• Data entries:
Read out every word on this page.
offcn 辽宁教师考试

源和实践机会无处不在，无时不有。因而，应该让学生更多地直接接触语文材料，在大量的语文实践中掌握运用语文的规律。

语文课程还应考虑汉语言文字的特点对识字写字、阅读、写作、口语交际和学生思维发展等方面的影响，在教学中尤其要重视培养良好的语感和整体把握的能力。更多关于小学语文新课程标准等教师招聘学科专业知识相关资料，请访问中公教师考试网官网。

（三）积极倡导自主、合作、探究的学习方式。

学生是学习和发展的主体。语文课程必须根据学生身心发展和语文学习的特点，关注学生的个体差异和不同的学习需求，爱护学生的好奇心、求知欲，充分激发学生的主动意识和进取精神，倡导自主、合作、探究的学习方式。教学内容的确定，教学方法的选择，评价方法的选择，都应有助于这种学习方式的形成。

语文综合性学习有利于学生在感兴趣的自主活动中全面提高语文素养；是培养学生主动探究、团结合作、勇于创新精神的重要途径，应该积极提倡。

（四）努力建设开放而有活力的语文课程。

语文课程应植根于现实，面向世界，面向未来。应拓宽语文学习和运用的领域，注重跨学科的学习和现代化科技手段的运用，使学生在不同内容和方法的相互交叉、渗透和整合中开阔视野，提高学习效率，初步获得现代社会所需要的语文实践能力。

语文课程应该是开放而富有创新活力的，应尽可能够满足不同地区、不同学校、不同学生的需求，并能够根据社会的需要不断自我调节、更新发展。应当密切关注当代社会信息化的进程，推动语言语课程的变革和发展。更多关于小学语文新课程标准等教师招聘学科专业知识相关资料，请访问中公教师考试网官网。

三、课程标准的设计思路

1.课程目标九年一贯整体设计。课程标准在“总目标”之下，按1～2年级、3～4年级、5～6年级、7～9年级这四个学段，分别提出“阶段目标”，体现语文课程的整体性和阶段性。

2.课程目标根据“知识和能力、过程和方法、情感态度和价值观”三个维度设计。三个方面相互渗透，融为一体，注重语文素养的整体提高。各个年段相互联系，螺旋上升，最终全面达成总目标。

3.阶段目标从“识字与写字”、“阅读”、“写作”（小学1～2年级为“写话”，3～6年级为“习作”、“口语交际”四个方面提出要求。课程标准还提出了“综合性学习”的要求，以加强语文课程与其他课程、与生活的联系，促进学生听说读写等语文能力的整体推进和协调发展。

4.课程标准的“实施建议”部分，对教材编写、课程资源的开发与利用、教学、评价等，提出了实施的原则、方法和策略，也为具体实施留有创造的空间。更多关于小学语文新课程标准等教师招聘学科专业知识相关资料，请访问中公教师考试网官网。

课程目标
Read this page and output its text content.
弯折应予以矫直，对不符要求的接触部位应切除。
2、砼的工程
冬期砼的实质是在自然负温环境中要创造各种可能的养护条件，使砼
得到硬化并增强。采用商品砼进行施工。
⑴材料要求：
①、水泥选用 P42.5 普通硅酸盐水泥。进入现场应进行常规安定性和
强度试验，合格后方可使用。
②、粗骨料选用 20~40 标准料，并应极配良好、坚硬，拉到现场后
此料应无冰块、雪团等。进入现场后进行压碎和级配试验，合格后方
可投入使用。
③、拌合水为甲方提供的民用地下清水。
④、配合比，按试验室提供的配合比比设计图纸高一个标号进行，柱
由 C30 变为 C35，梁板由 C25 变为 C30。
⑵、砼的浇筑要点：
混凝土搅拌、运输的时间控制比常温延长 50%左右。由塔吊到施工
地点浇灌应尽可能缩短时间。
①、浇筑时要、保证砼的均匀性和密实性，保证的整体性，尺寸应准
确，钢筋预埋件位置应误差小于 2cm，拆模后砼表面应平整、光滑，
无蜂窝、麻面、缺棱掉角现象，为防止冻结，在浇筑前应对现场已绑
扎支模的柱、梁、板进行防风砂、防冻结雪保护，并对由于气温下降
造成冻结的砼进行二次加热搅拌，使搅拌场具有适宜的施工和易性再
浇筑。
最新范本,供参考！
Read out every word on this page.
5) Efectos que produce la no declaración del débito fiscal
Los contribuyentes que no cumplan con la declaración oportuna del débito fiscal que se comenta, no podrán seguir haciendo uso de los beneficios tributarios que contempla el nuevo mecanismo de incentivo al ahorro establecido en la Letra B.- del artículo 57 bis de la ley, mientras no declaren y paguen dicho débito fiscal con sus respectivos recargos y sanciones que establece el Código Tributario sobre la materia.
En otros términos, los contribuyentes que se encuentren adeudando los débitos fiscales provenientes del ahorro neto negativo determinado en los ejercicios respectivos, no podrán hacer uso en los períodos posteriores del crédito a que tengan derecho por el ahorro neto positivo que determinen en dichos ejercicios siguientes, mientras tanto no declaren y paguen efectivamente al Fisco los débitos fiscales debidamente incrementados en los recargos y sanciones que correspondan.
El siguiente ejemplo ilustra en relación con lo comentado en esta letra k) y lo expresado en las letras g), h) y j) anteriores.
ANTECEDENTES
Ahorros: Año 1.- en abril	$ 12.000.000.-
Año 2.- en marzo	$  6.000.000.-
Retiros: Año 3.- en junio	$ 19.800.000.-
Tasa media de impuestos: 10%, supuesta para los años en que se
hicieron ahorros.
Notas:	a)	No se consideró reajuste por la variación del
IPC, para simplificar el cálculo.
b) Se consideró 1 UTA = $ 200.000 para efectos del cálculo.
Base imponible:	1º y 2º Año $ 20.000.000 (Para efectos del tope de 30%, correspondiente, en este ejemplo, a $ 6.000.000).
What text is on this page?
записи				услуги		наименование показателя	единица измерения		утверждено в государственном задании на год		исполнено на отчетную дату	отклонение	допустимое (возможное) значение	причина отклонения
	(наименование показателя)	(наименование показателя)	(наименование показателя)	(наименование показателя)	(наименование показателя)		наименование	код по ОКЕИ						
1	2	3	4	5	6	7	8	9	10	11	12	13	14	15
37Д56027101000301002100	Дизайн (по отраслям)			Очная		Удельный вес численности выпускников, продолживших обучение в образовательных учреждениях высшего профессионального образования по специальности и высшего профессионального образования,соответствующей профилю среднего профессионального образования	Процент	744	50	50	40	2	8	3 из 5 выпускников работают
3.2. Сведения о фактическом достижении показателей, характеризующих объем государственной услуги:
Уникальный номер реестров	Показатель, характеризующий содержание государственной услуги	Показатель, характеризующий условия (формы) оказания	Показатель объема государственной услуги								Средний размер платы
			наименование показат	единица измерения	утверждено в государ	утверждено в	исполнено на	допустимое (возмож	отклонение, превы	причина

• Problem: Write out all the data again, exactly as it appears.

• Task answer:
Read out every word on this page.
offcn 辽宁教师考试

源和实践机会无处不在，无时不有。因而，应该让学生更多地直接接触语文材料，在大量的语文实践中掌握运用语文的规律。

语文课程还应考虑汉语言文字的特点对识字写字、阅读、写作、口语交际和学生思维发展等方面的影响，在教学中尤其要重视培养良好的语感和整体把握的能力。更多关于小学语文新课程标准等教师招聘学科专业知识相关资料，请访问中公教师考试网官网。

（三）积极倡导自主、合作、探究的学习方式。

学生是学习和发展的主体。语文课程必须根据学生身心发展和语文学习的特点，关注学生的个体差异和不同的学习需求，爱护学生的好奇心、求知欲，充分激发学生的主动意识和进取精神，倡导自主、合作、探究的学习方式。教学内容的确定，教学方法的选择，评价方法的选择，都应有助于这种学习方式的形成。

语文综合性学习有利于学生在感兴趣的自主活动中全面提高语文素养；是培养学生主动探究、团结合作、勇于创新精神的重要途径，应该积极提倡。

（四）努力建设开放而有活力的语文课程。

语文课程应植根于现实，面向世界，面向未来。应拓宽语文学习和运用的领域，注重跨学科的学习和现代化科技手段的运用，使学生在不同内容和方法的相互交叉、渗透和整合中开阔视野，提高学习效率，初步获得现代社会所需要的语文实践能力。

语文课程应该是开放而富有创新活力的，应尽可能够满足不同地区、不同学校、不同学生的需求，并能够根据社会的需要不断自我调节、更新发展。应当密切关注当代社会信息化的进程，推动语言语课程的变革和发展。更多关于小学语文新课程标准等教师招聘学科专业知识相关资料，请访问中公教师考试网官网。

三、课程标准的设计思路

1.课程目标九年一贯整体设计。课程标准在“总目标”之下，按1～2年级、3～4年级、5～6年级、7～9年级这四个学段，分别提出“阶段目标”，体现语文课程的整体性和阶段性。

2.课程目标根据“知识和能力、过程和方法、情感态度和价值观”三个维度设计。三个方面相互渗透，融为一体，注重语文素养的整体提高。各个年段相互联系，螺旋上升，最终全面达成总目标。

3.阶段目标从“识字与写字”、“阅读”、“写作”（小学1～2年级为“写话”，3～6年级为“习作”、“口语交际”四个方面提出要求。课程标准还提出了“综合性学习”的要求，以加强语文课程与其他课程、与生活的联系，促进学生听说读写等语文能力的整体推进和协调发展。

4.课程标准的“实施建议”部分，对教材编写、课程资源的开发与利用、教学、评价等，提出了实施的原则、方法和策略，也为具体实施留有创造的空间。更多关于小学语文新课程标准等教师招聘学科专业知识相关资料，请访问中公教师考试网官网。

课程目标
Read this page and output its text content.
弯折应予以矫直，对不符要求的接触部位应切除。
2、砼的工程
冬期砼的实质是在自然负温环境中要创造各种可能的养护条件，使砼
得到硬化并增强。采用商品砼进行施工。
⑴材料要求：
①、水泥选用 P42.5 普通硅酸盐水泥。进入现场应进行常规安定性和
强度试验，合格后方可使用。
②、粗骨料选用 20~40 标准料，并应极配良好、坚硬，拉到现场后
此料应无冰块、雪团等。进入现场后进行压碎和级配试验，合格后方
可投入使用。
③、拌合水为甲方提供的民用地下清水。
④、配合比，按试验室提供的配合比比设计图纸高一个标号进行，柱
由 C30 变为 C35，梁板由 C25 变为 C30。
⑵、砼的浇筑要点：
混凝土搅拌、运输的时间控制比常温延长 50%左右。由塔吊到施工
地点浇灌应尽可能缩短时间。
①、浇筑时要、保证砼的均匀性和密实性，保证的整体性，尺寸应准
确，钢筋预埋件位置应误差小于 2cm，拆模后砼表面应平整、光滑，
无蜂窝、麻面、缺棱掉角现象，为防止冻结，在浇筑前应对现场已绑
扎支模的柱、梁、板进行防风砂、防冻结雪保护，并对由于气温下降
造成冻结的砼进行二次加热搅拌，使搅拌场具有适宜的施工和易性再
浇筑。
最新范本,供参考！
Read out every word on this page.
5) Efectos que produce la no declaración del débito fiscal
Los contribuyentes que no cumplan con la declaración oportuna del débito fiscal que se comenta, no podrán seguir haciendo uso de los beneficios tributarios que contempla el nuevo mecanismo de incentivo al ahorro establecido en la Letra B.- del artículo 57 bis de la ley, mientras no declaren y paguen dicho débito fiscal con sus respectivos recargos y sanciones que establece el Código Tributario sobre la materia.
En otros términos, los contribuyentes que se encuentren adeudando los débitos fiscales provenientes del ahorro neto negativo determinado en los ejercicios respectivos, no podrán hacer uso en los períodos posteriores del crédito a que tengan derecho por el ahorro neto positivo que determinen en dichos ejercicios siguientes, mientras tanto no declaren y paguen efectivamente al Fisco los débitos fiscales debidamente incrementados en los recargos y sanciones que correspondan.
El siguiente ejemplo ilustra en relación con lo comentado en esta letra k) y lo expresado en las letras g), h) y j) anteriores.
ANTECEDENTES
Ahorros: Año 1.- en abril	$ 12.000.000.-
Año 2.- en marzo	$  6.000.000.-
Retiros: Año 3.- en junio	$ 19.800.000.-
Tasa media de impuestos: 10%, supuesta para los años en que se
hicieron ahorros.
Notas:	a)	No se consideró reajuste por la variación del
IPC, para simplificar el cálculo.
b) Se consideró 1 UTA = $ 200.000 para efectos del cálculo.
Base imponible:	1º y 2º Año $ 20.000.000 (Para efectos del tope de 30%, correspondiente, en este ejemplo, a $ 6.000.000).
What text is on this page?
записи				услуги		наименование показателя	единица измерения		утверждено в государственном задании на год		исполнено на отчетную дату	отклонение	допустимое (возможное) значение	причина отклонения
	(наименование показателя)	(наименование показателя)	(наименование показателя)	(наименование показателя)	(наименование показателя)		наименование	код по ОКЕИ						
1	2	3	4	5	6	7	8	9	10	11	12	13	14	15
37Д56027101000301002100	Дизайн (по отраслям)			Очная		Удельный вес численности выпускников, продолживших обучение в образовательных учреждениях высшего профессионального образования по специальности и высшего профессионального образования,соответствующей профилю среднего профессионального образования	Процент	744	50	50	40	2	8	3 из 5 выпускников работают
3.2. Сведения о фактическом достижении показателей, характеризующих объем государственной услуги:
Уникальный номер реестров	Показатель, характеризующий содержание государственной услуги	Показатель, характеризующий условия (формы) оказания	Показатель объема государственной услуги								Средний размер платы
			наименование показат	единица измерения	утверждено в государ	утверждено в	исполнено на	допустимое (возмож	отклонение, превы	причина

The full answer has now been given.